_Work to do_
Using the records below, give the number of lines where the word "Year" appears, with no further output.

(Records from a dataset)
↓
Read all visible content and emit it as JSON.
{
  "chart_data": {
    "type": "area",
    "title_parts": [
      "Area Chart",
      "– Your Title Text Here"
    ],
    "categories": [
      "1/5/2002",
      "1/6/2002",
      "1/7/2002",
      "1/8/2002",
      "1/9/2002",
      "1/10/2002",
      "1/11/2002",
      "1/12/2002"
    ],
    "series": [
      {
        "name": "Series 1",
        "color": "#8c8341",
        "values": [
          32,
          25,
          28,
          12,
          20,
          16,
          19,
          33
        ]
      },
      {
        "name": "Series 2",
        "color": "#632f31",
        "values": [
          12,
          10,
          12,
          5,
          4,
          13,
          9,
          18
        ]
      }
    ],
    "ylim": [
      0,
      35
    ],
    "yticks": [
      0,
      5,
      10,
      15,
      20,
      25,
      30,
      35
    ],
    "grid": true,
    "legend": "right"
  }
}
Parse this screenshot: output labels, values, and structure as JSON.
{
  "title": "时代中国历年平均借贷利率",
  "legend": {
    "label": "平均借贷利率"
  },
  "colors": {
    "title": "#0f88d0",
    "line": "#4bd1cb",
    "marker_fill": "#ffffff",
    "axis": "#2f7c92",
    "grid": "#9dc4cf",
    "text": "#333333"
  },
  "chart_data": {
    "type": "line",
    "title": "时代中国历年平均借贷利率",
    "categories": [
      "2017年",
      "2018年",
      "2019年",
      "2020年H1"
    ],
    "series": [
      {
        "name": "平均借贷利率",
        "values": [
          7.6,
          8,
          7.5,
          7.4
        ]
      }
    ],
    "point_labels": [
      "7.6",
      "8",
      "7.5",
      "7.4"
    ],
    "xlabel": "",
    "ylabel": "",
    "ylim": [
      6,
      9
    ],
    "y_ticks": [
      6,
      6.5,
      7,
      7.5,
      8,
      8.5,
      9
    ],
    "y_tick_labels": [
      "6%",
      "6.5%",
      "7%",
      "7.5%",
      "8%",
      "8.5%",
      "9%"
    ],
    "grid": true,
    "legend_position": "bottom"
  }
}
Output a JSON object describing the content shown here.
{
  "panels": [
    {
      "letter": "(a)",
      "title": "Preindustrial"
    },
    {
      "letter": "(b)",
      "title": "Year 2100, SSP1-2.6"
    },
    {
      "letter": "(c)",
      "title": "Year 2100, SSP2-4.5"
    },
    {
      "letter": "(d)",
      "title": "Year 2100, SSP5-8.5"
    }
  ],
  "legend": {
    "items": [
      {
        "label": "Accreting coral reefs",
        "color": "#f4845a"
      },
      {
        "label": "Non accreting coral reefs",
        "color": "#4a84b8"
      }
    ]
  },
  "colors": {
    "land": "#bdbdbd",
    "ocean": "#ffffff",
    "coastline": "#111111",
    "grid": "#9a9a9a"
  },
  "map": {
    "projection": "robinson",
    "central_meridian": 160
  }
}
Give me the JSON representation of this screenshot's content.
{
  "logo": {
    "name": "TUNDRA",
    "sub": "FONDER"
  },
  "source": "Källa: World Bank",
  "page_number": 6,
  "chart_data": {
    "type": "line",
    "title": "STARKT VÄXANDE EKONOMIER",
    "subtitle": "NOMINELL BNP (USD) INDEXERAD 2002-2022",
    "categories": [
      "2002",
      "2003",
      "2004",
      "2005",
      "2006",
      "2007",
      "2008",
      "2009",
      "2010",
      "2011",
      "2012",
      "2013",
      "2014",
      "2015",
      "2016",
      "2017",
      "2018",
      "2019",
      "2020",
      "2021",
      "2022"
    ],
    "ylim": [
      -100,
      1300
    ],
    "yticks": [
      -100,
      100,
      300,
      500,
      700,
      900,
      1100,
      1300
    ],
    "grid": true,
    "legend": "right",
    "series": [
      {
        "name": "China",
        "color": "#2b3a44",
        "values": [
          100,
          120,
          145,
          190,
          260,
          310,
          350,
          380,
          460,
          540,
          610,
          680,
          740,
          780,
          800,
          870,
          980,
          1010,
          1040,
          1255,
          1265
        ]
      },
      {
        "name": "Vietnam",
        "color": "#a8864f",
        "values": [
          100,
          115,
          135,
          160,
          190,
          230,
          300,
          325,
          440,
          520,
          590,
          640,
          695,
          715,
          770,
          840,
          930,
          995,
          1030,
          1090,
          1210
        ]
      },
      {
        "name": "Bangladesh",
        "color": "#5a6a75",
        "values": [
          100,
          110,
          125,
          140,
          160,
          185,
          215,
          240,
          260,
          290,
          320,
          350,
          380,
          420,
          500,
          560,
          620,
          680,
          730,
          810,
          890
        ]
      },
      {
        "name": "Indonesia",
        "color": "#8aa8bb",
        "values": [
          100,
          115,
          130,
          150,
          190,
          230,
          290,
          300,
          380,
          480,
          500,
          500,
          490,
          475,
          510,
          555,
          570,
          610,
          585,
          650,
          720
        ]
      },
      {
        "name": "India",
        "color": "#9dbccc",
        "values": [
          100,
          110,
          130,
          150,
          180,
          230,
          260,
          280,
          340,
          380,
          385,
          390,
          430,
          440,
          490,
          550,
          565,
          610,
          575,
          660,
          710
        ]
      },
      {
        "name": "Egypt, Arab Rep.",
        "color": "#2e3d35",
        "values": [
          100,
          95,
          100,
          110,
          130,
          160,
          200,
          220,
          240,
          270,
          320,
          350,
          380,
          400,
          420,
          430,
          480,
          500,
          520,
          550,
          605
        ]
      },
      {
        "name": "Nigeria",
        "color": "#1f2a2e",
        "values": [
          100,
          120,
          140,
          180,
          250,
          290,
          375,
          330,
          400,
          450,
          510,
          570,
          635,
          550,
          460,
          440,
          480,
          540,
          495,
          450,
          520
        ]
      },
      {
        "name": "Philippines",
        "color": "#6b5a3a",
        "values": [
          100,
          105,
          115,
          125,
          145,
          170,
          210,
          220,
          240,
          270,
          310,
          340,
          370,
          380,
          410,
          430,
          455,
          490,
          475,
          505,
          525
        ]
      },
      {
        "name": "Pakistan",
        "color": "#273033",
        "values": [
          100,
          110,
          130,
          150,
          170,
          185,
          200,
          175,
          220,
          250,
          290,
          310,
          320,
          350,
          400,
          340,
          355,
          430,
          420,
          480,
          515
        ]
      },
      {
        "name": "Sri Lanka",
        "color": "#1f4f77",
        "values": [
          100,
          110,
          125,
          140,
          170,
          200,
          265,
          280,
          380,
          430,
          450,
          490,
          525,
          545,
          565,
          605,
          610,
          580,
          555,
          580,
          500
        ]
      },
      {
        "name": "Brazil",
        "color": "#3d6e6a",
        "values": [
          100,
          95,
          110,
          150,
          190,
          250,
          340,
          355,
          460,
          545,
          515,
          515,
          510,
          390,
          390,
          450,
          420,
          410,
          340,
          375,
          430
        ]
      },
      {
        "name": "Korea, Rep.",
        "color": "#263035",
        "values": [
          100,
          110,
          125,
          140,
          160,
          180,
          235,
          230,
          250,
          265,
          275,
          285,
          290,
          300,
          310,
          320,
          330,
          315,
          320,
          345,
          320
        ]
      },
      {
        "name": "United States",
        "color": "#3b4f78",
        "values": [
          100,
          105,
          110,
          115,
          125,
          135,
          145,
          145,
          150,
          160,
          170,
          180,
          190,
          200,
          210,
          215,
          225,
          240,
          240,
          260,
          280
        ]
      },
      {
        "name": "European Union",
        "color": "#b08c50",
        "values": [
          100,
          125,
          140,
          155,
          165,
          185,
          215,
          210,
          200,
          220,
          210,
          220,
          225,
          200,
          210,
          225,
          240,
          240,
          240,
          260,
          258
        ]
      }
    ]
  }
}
↑
_Final answer_
3